- **TASK GOAL**:
Every record that follows should be printed verbatim.

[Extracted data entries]
· · ·
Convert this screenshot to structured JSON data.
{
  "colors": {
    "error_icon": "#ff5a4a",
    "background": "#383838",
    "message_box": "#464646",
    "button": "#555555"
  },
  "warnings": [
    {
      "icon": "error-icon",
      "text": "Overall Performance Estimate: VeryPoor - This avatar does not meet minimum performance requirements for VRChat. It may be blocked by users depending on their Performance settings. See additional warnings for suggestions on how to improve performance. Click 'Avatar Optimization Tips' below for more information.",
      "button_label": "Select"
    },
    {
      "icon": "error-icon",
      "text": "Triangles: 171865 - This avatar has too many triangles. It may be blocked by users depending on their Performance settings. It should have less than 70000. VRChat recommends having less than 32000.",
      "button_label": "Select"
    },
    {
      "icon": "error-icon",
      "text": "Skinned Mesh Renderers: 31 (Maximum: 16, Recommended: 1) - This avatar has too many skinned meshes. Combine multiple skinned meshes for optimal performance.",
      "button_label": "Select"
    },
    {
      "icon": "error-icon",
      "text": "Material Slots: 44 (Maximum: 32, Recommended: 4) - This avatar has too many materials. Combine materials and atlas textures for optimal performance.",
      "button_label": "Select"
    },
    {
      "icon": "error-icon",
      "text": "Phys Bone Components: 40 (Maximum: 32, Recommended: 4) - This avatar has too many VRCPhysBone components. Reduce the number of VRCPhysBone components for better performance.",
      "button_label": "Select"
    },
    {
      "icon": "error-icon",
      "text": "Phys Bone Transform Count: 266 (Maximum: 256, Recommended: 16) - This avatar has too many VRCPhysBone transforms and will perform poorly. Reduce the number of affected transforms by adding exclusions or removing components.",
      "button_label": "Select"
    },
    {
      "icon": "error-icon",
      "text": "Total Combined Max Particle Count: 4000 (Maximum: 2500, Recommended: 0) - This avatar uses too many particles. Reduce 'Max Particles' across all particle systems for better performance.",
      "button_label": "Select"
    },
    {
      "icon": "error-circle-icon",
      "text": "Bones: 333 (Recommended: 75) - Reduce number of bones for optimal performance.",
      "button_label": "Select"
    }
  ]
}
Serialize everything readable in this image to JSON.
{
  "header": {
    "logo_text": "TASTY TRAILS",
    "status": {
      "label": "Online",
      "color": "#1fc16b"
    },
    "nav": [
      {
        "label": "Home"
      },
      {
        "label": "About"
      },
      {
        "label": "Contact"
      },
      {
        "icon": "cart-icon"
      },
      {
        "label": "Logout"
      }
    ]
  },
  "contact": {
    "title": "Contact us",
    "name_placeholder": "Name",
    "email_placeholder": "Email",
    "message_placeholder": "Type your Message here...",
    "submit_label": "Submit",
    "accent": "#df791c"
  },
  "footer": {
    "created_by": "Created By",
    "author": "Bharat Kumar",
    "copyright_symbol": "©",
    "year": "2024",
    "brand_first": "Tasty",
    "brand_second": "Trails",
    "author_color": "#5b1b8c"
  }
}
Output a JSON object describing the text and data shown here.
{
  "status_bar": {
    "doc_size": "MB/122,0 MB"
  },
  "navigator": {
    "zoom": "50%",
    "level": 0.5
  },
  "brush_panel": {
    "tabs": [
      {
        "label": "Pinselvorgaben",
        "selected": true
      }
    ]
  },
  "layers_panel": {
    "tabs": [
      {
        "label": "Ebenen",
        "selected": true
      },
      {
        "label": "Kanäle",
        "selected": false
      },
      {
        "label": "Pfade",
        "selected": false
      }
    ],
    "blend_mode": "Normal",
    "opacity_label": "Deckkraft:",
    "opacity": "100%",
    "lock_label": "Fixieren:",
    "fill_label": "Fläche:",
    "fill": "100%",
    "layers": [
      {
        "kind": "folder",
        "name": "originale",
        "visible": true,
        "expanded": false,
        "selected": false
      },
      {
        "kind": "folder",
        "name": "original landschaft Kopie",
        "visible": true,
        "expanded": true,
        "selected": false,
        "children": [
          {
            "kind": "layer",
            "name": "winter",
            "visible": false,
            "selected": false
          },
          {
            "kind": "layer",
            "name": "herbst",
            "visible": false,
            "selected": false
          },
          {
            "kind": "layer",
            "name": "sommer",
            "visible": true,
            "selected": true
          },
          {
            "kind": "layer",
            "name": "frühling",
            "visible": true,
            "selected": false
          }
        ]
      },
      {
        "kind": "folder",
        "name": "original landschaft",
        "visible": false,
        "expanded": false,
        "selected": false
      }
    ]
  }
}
· · ·
- **THE OUTPUT**:
Convert this screenshot to structured JSON data.
{
  "colors": {
    "error_icon": "#ff5a4a",
    "background": "#383838",
    "message_box": "#464646",
    "button": "#555555"
  },
  "warnings": [
    {
      "icon": "error-icon",
      "text": "Overall Performance Estimate: VeryPoor - This avatar does not meet minimum performance requirements for VRChat. It may be blocked by users depending on their Performance settings. See additional warnings for suggestions on how to improve performance. Click 'Avatar Optimization Tips' below for more information.",
      "button_label": "Select"
    },
    {
      "icon": "error-icon",
      "text": "Triangles: 171865 - This avatar has too many triangles. It may be blocked by users depending on their Performance settings. It should have less than 70000. VRChat recommends having less than 32000.",
      "button_label": "Select"
    },
    {
      "icon": "error-icon",
      "text": "Skinned Mesh Renderers: 31 (Maximum: 16, Recommended: 1) - This avatar has too many skinned meshes. Combine multiple skinned meshes for optimal performance.",
      "button_label": "Select"
    },
    {
      "icon": "error-icon",
      "text": "Material Slots: 44 (Maximum: 32, Recommended: 4) - This avatar has too many materials. Combine materials and atlas textures for optimal performance.",
      "button_label": "Select"
    },
    {
      "icon": "error-icon",
      "text": "Phys Bone Components: 40 (Maximum: 32, Recommended: 4) - This avatar has too many VRCPhysBone components. Reduce the number of VRCPhysBone components for better performance.",
      "button_label": "Select"
    },
    {
      "icon": "error-icon",
      "text": "Phys Bone Transform Count: 266 (Maximum: 256, Recommended: 16) - This avatar has too many VRCPhysBone transforms and will perform poorly. Reduce the number of affected transforms by adding exclusions or removing components.",
      "button_label": "Select"
    },
    {
      "icon": "error-icon",
      "text": "Total Combined Max Particle Count: 4000 (Maximum: 2500, Recommended: 0) - This avatar uses too many particles. Reduce 'Max Particles' across all particle systems for better performance.",
      "button_label": "Select"
    },
    {
      "icon": "error-circle-icon",
      "text": "Bones: 333 (Recommended: 75) - Reduce number of bones for optimal performance.",
      "button_label": "Select"
    }
  ]
}
Serialize everything readable in this image to JSON.
{
  "header": {
    "logo_text": "TASTY TRAILS",
    "status": {
      "label": "Online",
      "color": "#1fc16b"
    },
    "nav": [
      {
        "label": "Home"
      },
      {
        "label": "About"
      },
      {
        "label": "Contact"
      },
      {
        "icon": "cart-icon"
      },
      {
        "label": "Logout"
      }
    ]
  },
  "contact": {
    "title": "Contact us",
    "name_placeholder": "Name",
    "email_placeholder": "Email",
    "message_placeholder": "Type your Message here...",
    "submit_label": "Submit",
    "accent": "#df791c"
  },
  "footer": {
    "created_by": "Created By",
    "author": "Bharat Kumar",
    "copyright_symbol": "©",
    "year": "2024",
    "brand_first": "Tasty",
    "brand_second": "Trails",
    "author_color": "#5b1b8c"
  }
}
Output a JSON object describing the text and data shown here.
{
  "status_bar": {
    "doc_size": "MB/122,0 MB"
  },
  "navigator": {
    "zoom": "50%",
    "level": 0.5
  },
  "brush_panel": {
    "tabs": [
      {
        "label": "Pinselvorgaben",
        "selected": true
      }
    ]
  },
  "layers_panel": {
    "tabs": [
      {
        "label": "Ebenen",
        "selected": true
      },
      {
        "label": "Kanäle",
        "selected": false
      },
      {
        "label": "Pfade",
        "selected": false
      }
    ],
    "blend_mode": "Normal",
    "opacity_label": "Deckkraft:",
    "opacity": "100%",
    "lock_label": "Fixieren:",
    "fill_label": "Fläche:",
    "fill": "100%",
    "layers": [
      {
        "kind": "folder",
        "name": "originale",
        "visible": true,
        "expanded": false,
        "selected": false
      },
      {
        "kind": "folder",
        "name": "original landschaft Kopie",
        "visible": true,
        "expanded": true,
        "selected": false,
        "children": [
          {
            "kind": "layer",
            "name": "winter",
            "visible": false,
            "selected": false
          },
          {
            "kind": "layer",
            "name": "herbst",
            "visible": false,
            "selected": false
          },
          {
            "kind": "layer",
            "name": "sommer",
            "visible": true,
            "selected": true
          },
          {
            "kind": "layer",
            "name": "frühling",
            "visible": true,
            "selected": false
          }
        ]
      },
      {
        "kind": "folder",
        "name": "original landschaft",
        "visible": false,
        "expanded": false,
        "selected": false
      }
    ]
  }
}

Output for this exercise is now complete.